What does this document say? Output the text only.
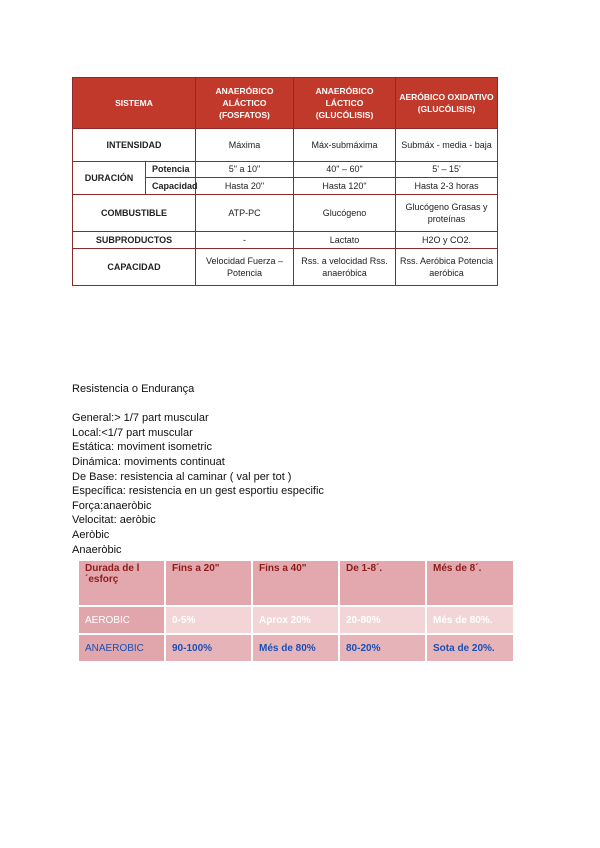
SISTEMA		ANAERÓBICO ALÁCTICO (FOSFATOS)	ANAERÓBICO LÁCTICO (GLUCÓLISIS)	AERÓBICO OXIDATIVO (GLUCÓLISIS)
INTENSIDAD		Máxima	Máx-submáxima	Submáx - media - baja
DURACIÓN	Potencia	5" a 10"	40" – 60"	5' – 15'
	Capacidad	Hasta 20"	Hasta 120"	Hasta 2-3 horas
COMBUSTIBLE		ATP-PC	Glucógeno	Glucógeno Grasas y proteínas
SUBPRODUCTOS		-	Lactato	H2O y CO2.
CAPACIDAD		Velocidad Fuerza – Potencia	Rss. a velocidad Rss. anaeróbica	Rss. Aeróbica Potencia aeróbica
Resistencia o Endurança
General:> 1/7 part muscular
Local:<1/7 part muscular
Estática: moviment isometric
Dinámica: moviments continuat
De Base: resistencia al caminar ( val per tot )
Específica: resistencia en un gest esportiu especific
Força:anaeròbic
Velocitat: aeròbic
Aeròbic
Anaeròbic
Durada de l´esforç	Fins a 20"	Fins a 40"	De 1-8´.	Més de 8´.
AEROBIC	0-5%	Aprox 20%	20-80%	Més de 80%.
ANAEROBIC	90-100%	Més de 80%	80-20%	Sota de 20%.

• • • •

# Work to be completed
Return each line of the data, keeping its wording exact and omitting pictures.

# Answer for this exercise
What does this document say? Output the text only.
SISTEMA		ANAERÓBICO ALÁCTICO (FOSFATOS)	ANAERÓBICO LÁCTICO (GLUCÓLISIS)	AERÓBICO OXIDATIVO (GLUCÓLISIS)
INTENSIDAD		Máxima	Máx-submáxima	Submáx - media - baja
DURACIÓN	Potencia	5" a 10"	40" – 60"	5' – 15'
	Capacidad	Hasta 20"	Hasta 120"	Hasta 2-3 horas
COMBUSTIBLE		ATP-PC	Glucógeno	Glucógeno Grasas y proteínas
SUBPRODUCTOS		-	Lactato	H2O y CO2.
CAPACIDAD		Velocidad Fuerza – Potencia	Rss. a velocidad Rss. anaeróbica	Rss. Aeróbica Potencia aeróbica
Resistencia o Endurança
General:> 1/7 part muscular
Local:<1/7 part muscular
Estática: moviment isometric
Dinámica: moviments continuat
De Base: resistencia al caminar ( val per tot )
Específica: resistencia en un gest esportiu especific
Força:anaeròbic
Velocitat: aeròbic
Aeròbic
Anaeròbic
Durada de l´esforç	Fins a 20"	Fins a 40"	De 1-8´.	Més de 8´.
AEROBIC	0-5%	Aprox 20%	20-80%	Més de 80%.
ANAEROBIC	90-100%	Més de 80%	80-20%	Sota de 20%.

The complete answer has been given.